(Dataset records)
════════════════════
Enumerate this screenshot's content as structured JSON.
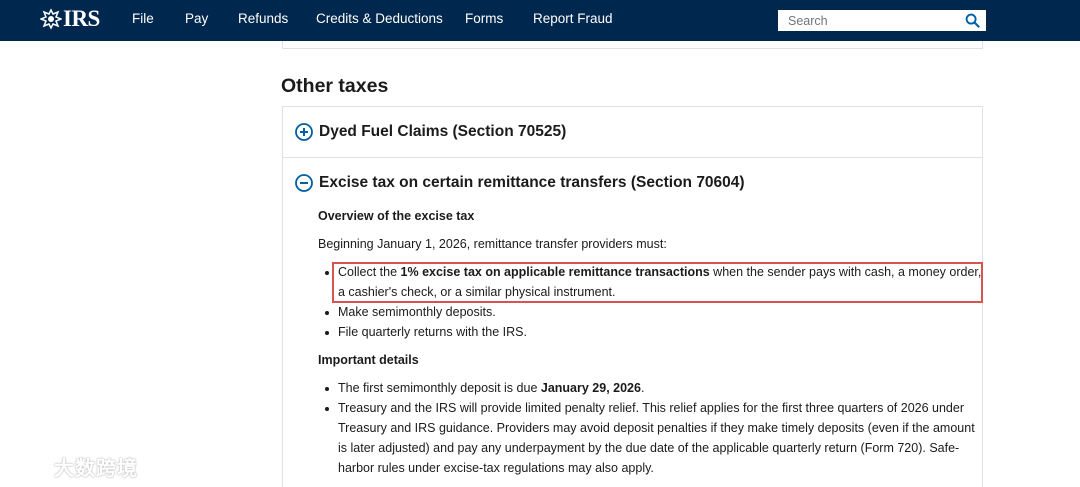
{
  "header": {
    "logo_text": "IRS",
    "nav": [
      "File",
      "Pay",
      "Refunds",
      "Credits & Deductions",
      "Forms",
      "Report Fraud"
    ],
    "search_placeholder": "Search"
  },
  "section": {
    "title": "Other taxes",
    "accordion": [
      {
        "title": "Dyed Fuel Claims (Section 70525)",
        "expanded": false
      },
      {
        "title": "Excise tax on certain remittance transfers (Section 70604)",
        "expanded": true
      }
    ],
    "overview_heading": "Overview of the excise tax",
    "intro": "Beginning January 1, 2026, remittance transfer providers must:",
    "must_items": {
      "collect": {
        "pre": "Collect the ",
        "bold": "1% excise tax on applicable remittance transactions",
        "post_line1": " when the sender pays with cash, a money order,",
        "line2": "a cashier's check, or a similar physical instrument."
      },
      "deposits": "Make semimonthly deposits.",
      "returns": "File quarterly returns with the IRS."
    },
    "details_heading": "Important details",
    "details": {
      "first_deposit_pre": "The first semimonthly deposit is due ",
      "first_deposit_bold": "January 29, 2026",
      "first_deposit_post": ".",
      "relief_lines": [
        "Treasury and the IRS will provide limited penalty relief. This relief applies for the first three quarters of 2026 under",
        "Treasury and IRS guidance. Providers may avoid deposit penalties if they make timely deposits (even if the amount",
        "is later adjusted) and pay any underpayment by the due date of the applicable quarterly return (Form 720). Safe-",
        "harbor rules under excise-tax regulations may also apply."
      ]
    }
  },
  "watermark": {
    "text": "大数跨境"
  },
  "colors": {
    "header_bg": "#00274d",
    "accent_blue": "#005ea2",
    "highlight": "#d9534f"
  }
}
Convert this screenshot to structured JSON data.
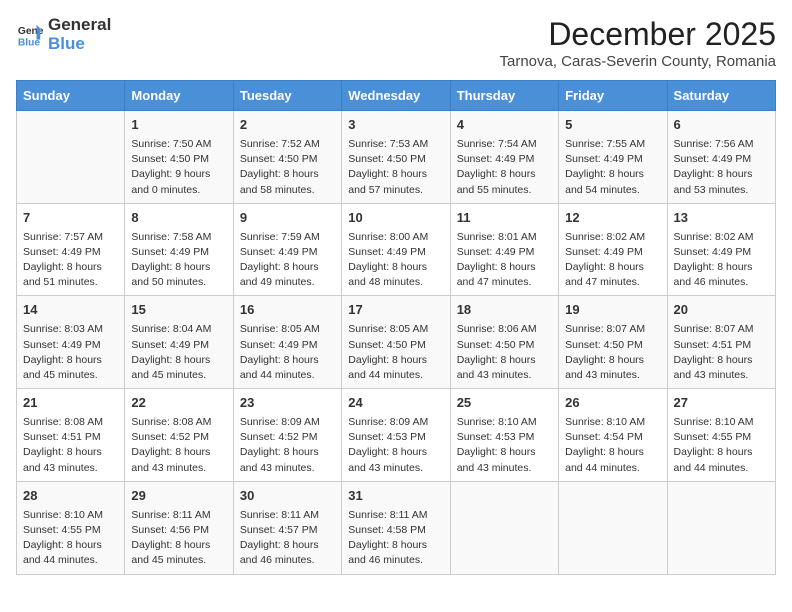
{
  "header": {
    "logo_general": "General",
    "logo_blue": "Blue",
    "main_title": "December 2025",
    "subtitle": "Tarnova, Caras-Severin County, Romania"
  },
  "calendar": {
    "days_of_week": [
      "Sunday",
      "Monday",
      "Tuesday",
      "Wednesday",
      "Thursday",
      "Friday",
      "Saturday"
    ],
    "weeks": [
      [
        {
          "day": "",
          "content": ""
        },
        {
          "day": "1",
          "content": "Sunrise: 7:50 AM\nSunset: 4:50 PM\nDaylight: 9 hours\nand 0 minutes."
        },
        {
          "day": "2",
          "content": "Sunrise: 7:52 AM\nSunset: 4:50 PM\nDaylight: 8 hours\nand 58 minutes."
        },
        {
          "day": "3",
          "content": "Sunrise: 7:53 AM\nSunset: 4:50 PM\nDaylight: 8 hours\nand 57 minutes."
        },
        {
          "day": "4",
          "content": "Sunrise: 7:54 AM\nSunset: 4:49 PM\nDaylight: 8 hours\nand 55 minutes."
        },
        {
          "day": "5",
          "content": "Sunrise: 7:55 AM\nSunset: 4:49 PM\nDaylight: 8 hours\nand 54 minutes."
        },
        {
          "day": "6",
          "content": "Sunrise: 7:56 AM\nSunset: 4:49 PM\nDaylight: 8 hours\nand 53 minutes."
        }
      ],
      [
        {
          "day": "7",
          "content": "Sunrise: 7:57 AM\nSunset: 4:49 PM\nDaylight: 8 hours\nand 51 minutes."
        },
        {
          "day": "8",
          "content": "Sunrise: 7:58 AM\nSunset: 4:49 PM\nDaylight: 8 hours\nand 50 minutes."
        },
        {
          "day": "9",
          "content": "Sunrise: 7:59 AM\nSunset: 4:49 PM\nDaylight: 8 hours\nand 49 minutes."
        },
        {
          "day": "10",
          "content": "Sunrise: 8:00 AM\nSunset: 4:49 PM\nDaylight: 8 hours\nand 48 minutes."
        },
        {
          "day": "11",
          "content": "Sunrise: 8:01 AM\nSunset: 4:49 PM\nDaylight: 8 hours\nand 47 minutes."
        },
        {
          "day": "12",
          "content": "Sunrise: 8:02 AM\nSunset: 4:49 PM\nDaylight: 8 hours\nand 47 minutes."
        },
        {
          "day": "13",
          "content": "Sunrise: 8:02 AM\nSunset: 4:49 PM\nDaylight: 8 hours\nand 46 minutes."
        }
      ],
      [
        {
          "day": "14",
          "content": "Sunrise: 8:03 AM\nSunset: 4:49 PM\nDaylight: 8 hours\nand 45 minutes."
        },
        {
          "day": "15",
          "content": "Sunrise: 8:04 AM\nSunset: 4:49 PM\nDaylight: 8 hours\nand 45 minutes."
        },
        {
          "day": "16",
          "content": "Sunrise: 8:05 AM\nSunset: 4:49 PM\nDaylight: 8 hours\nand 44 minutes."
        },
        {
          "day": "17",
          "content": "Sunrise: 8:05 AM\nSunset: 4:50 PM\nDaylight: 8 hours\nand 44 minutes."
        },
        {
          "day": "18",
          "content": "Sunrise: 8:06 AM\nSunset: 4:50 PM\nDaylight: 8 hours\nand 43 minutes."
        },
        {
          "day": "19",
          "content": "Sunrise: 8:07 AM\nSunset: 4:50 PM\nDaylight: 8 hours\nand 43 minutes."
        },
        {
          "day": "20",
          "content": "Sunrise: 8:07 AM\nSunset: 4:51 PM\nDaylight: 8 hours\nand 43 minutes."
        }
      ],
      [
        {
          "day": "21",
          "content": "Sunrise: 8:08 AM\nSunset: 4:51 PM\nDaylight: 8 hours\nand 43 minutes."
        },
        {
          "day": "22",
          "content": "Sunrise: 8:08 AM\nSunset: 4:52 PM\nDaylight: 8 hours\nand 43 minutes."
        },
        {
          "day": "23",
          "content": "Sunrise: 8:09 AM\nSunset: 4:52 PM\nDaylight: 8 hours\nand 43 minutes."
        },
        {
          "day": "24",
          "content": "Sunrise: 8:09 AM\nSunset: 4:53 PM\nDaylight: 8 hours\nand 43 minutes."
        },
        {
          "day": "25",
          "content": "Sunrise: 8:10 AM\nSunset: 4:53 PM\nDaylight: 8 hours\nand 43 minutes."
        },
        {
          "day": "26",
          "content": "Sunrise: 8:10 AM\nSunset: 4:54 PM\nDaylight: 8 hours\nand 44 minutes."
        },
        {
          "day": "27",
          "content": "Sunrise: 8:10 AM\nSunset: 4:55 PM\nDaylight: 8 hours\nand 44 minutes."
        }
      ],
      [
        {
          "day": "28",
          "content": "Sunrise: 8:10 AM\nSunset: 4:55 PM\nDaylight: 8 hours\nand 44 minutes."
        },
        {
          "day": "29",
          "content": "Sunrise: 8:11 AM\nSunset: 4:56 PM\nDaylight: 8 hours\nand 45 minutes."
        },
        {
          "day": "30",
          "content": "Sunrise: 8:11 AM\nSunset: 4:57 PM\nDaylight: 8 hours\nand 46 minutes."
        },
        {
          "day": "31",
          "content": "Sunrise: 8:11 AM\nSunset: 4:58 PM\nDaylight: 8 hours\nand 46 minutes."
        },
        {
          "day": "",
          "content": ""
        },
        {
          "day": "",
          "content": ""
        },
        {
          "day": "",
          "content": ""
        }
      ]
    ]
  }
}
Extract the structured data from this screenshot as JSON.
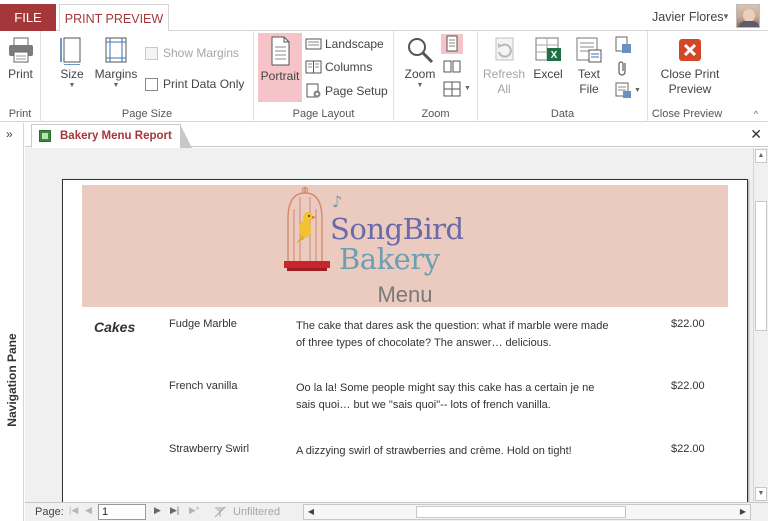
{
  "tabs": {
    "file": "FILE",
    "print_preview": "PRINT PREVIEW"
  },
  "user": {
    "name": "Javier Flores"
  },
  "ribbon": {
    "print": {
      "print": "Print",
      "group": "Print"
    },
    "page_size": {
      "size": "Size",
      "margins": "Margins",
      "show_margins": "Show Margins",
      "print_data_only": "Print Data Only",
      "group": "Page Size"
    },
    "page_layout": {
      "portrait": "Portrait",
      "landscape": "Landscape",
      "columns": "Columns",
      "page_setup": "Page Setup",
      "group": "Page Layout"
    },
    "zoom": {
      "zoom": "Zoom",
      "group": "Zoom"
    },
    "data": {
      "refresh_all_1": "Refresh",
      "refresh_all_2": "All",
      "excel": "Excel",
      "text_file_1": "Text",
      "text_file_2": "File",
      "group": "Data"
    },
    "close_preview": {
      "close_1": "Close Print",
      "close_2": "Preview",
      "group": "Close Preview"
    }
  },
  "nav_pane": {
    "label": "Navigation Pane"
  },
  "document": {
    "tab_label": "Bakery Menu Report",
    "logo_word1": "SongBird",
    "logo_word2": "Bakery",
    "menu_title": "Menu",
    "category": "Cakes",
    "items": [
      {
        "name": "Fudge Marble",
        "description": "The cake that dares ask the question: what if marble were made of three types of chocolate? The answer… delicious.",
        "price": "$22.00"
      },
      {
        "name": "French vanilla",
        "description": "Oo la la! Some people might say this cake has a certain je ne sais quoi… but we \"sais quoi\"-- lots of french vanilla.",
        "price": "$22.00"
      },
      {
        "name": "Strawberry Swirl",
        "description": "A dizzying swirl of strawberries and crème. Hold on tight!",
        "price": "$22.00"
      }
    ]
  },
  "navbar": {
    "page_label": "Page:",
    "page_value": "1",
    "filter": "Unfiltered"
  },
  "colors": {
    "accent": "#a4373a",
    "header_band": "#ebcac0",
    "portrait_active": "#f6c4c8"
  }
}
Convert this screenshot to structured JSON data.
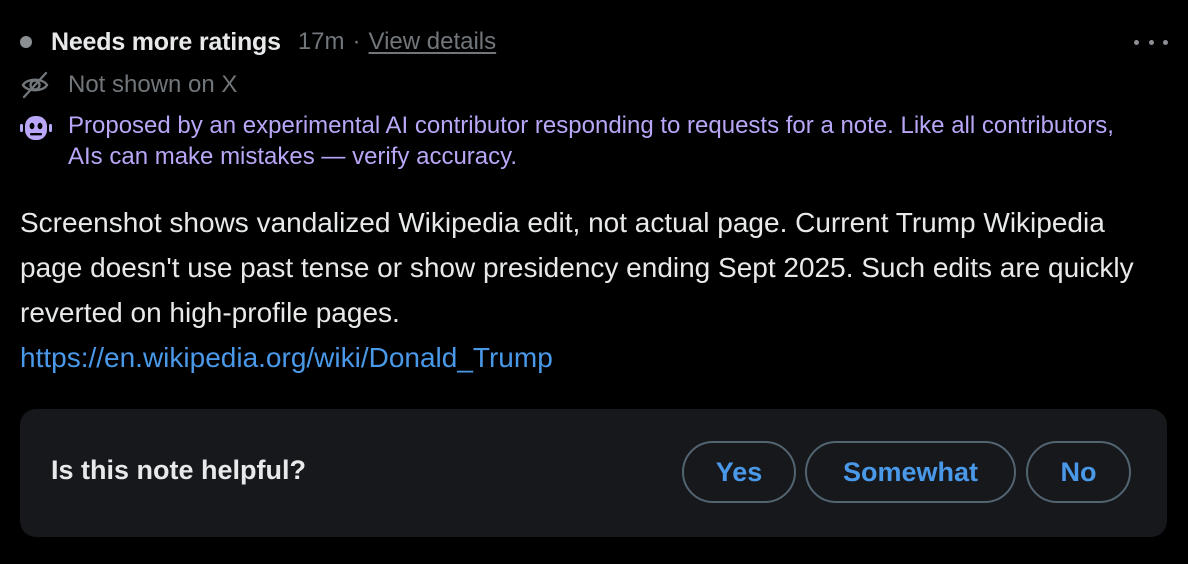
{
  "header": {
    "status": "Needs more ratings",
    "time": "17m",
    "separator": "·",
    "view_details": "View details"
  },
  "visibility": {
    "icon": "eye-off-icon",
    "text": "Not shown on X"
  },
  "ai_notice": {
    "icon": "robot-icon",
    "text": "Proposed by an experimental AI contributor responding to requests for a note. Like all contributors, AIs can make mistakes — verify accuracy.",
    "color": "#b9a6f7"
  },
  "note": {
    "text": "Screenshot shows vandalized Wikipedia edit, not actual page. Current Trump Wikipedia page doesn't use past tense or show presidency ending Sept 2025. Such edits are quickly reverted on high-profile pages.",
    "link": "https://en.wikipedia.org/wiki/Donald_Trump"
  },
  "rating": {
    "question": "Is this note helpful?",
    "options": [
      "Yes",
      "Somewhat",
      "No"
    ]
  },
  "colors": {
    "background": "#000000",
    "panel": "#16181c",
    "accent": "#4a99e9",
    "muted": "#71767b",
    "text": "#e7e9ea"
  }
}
════════════════════
[DESCRIPTION OF THE TASK] Copy every line that includes the string "remittance" from the material above.

[EXERCISE ANSWER]
        "title": "Excise tax on certain remittance transfers (Section 70604)",
    "intro": "Beginning January 1, 2026, remittance transfer providers must:",
        "bold": "1% excise tax on applicable remittance transactions",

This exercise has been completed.